* **Instructions for the task**
Count each line below that has "this" anywhere in it. Answer with the total alone.

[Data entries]
--------------------------------------------------
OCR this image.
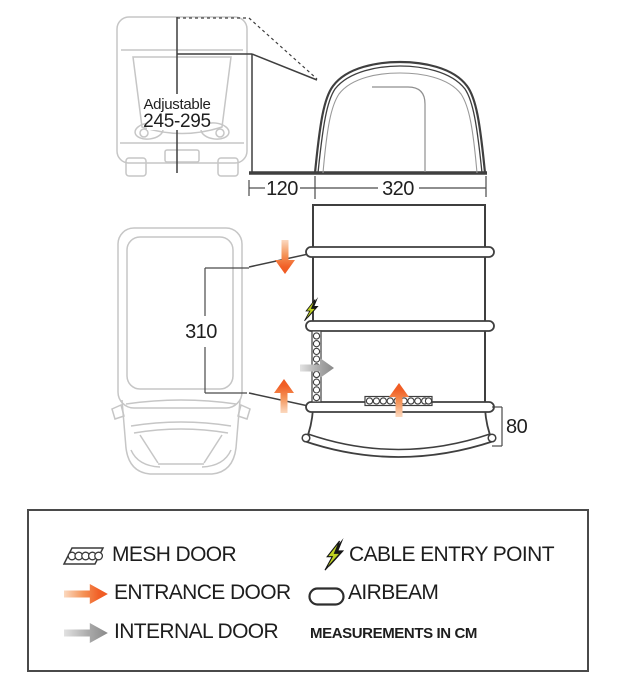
Adjustable
245-295
120	320
310
80
MESH DOOR	CABLE ENTRY POINT
ENTRANCE DOOR	AIRBEAM
INTERNAL DOOR MEASUREMENTS IN CM
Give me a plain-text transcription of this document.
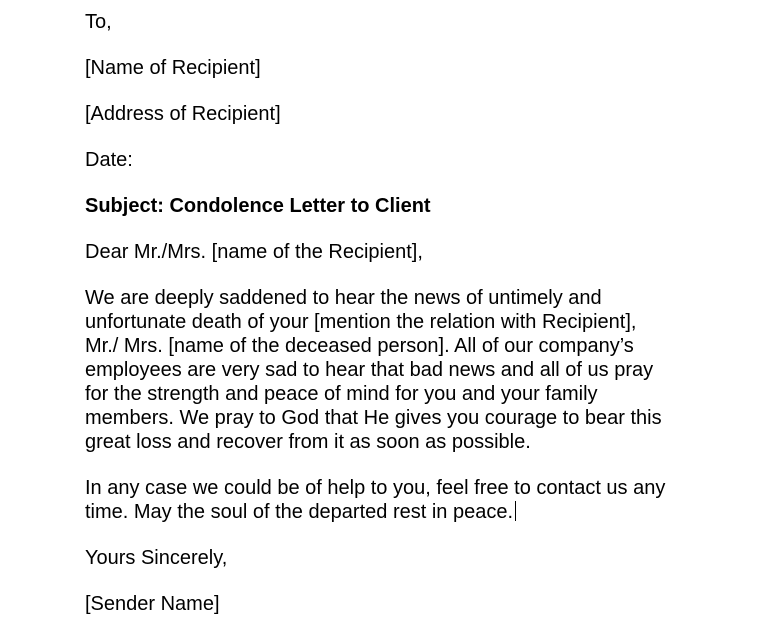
To,

[Name of Recipient]

[Address of Recipient]

Date:

Subject: Condolence Letter to Client

Dear Mr./Mrs. [name of the Recipient],

We are deeply saddened to hear the news of untimely and

unfortunate death of your [mention the relation with Recipient],

Mr./ Mrs. [name of the deceased person]. All of our company’s

employees are very sad to hear that bad news and all of us pray

for the strength and peace of mind for you and your family

members. We pray to God that He gives you courage to bear this

great loss and recover from it as soon as possible.

In any case we could be of help to you, feel free to contact us any

time. May the soul of the departed rest in peace.

Yours Sincerely,

[Sender Name]
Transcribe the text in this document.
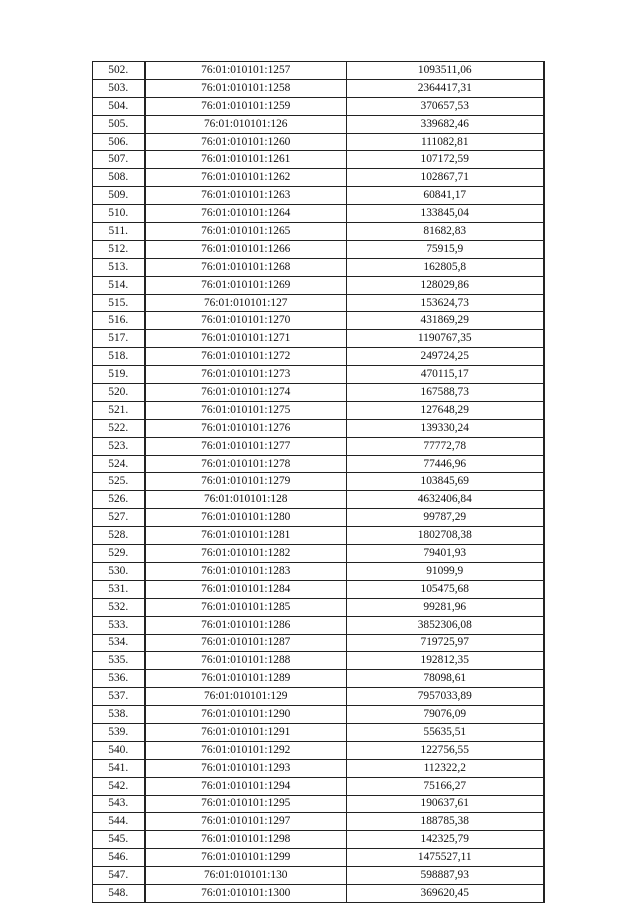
502.	76:01:010101:1257	1093511,06
503.	76:01:010101:1258	2364417,31
504.	76:01:010101:1259	370657,53
505.	76:01:010101:126	339682,46
506.	76:01:010101:1260	111082,81
507.	76:01:010101:1261	107172,59
508.	76:01:010101:1262	102867,71
509.	76:01:010101:1263	60841,17
510.	76:01:010101:1264	133845,04
511.	76:01:010101:1265	81682,83
512.	76:01:010101:1266	75915,9
513.	76:01:010101:1268	162805,8
514.	76:01:010101:1269	128029,86
515.	76:01:010101:127	153624,73
516.	76:01:010101:1270	431869,29
517.	76:01:010101:1271	1190767,35
518.	76:01:010101:1272	249724,25
519.	76:01:010101:1273	470115,17
520.	76:01:010101:1274	167588,73
521.	76:01:010101:1275	127648,29
522.	76:01:010101:1276	139330,24
523.	76:01:010101:1277	77772,78
524.	76:01:010101:1278	77446,96
525.	76:01:010101:1279	103845,69
526.	76:01:010101:128	4632406,84
527.	76:01:010101:1280	99787,29
528.	76:01:010101:1281	1802708,38
529.	76:01:010101:1282	79401,93
530.	76:01:010101:1283	91099,9
531.	76:01:010101:1284	105475,68
532.	76:01:010101:1285	99281,96
533.	76:01:010101:1286	3852306,08
534.	76:01:010101:1287	719725,97
535.	76:01:010101:1288	192812,35
536.	76:01:010101:1289	78098,61
537.	76:01:010101:129	7957033,89
538.	76:01:010101:1290	79076,09
539.	76:01:010101:1291	55635,51
540.	76:01:010101:1292	122756,55
541.	76:01:010101:1293	112322,2
542.	76:01:010101:1294	75166,27
543.	76:01:010101:1295	190637,61
544.	76:01:010101:1297	188785,38
545.	76:01:010101:1298	142325,79
546.	76:01:010101:1299	1475527,11
547.	76:01:010101:130	598887,93
548.	76:01:010101:1300	369620,45
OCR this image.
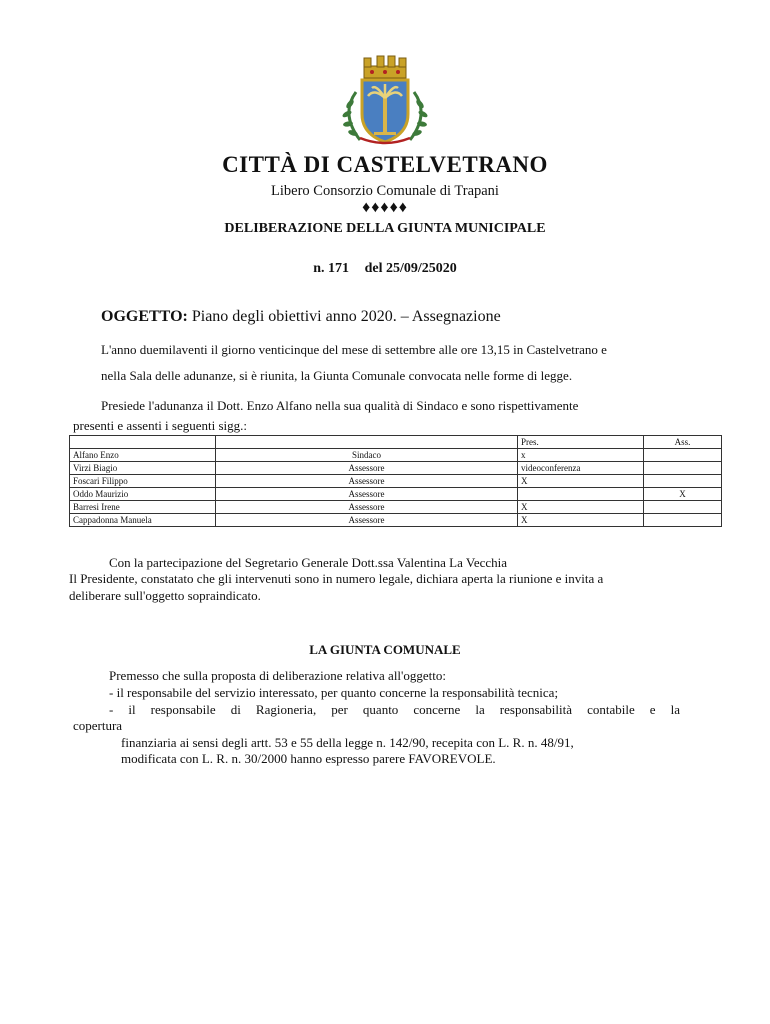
CITTÀ DI CASTELVETRANO
Libero Consorzio Comunale di Trapani
♦♦♦♦♦
DELIBERAZIONE DELLA GIUNTA MUNICIPALE
n. 171 del 25/09/25020
OGGETTO: Piano degli obiettivi anno 2020. – Assegnazione
L'anno duemilaventi il giorno venticinque del mese di settembre alle ore 13,15 in Castelvetrano e
nella Sala delle adunanze, si è riunita, la Giunta Comunale convocata nelle forme di legge.
Presiede l'adunanza il Dott. Enzo Alfano nella sua qualità di Sindaco e sono rispettivamente
presenti e assenti i seguenti sigg.:
		Pres.	Ass.
Alfano Enzo	Sindaco	x	
Virzi Biagio	Assessore	videoconferenza	
Foscari Filippo	Assessore	X	
Oddo Maurizio	Assessore		X
Barresi Irene	Assessore	X	
Cappadonna Manuela	Assessore	X	
Con la partecipazione del Segretario Generale Dott.ssa Valentina La Vecchia
Il Presidente, constatato che gli intervenuti sono in numero legale, dichiara aperta la riunione e invita a
deliberare sull'oggetto sopraindicato.
LA GIUNTA COMUNALE
Premesso che sulla proposta di deliberazione relativa all'oggetto:
- il responsabile del servizio interessato, per quanto concerne la responsabilità tecnica;
- il responsabile di Ragioneria, per quanto concerne la responsabilità contabile e la
copertura
finanziaria ai sensi degli artt. 53 e 55 della legge n. 142/90, recepita con L. R. n. 48/91,
modificata con L. R. n. 30/2000 hanno espresso parere FAVOREVOLE.
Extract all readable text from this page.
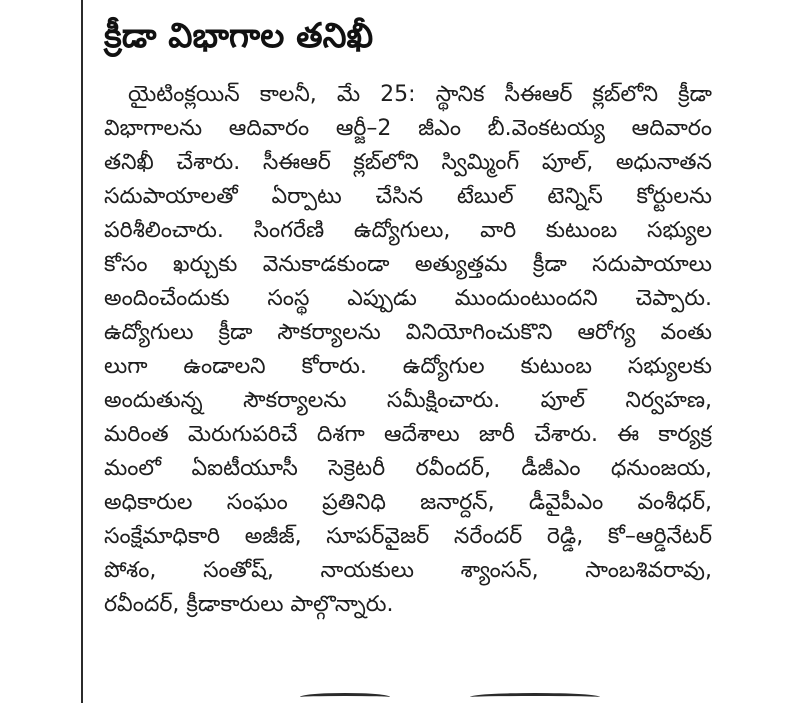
క్రీడా విభాగాల తనిఖీ
యైటింక్లయిన్ కాలనీ, మే 25: స్థానిక సీఈఆర్ క్లబ్‌లోని క్రీడా
విభాగాలను ఆదివారం ఆర్జీ–2 జీఎం బీ.వెంకటయ్య ఆదివారం
తనిఖీ చేశారు. సీఈఆర్ క్లబ్‌లోని స్విమ్మింగ్ పూల్, అధునాతన
సదుపాయాలతో ఏర్పాటు చేసిన టేబుల్ టెన్నిస్ కోర్టులను
పరిశీలించారు. సింగరేణి ఉద్యోగులు, వారి కుటుంబ సభ్యుల
కోసం ఖర్చుకు వెనుకాడకుండా అత్యుత్తమ క్రీడా సదుపాయాలు
అందించేందుకు సంస్థ ఎప్పుడు ముందుంటుందని చెప్పారు.
ఉద్యోగులు క్రీడా సౌకర్యాలను వినియోగించుకొని ఆరోగ్య వంతు
లుగా ఉండాలని కోరారు. ఉద్యోగుల కుటుంబ సభ్యులకు
అందుతున్న సౌకర్యాలను సమీక్షించారు. పూల్ నిర్వహణ,
మరింత మెరుగుపరిచే దిశగా ఆదేశాలు జారీ చేశారు. ఈ కార్యక్ర
మంలో ఏఐటీయూసీ సెక్రెటరీ రవీందర్, డీజీఎం ధనుంజయ,
అధికారుల సంఘం ప్రతినిధి జనార్దన్, డీవైపీఎం వంశీధర్,
సంక్షేమాధికారి అజీజ్, సూపర్‌వైజర్ నరేందర్ రెడ్డి, కో–ఆర్డినేటర్
పోశం, సంతోష్, నాయకులు శ్యాంసన్, సాంబశివరావు,
రవీందర్, క్రీడాకారులు పాల్గొన్నారు.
--------------------------------------------------
* **Task response**
6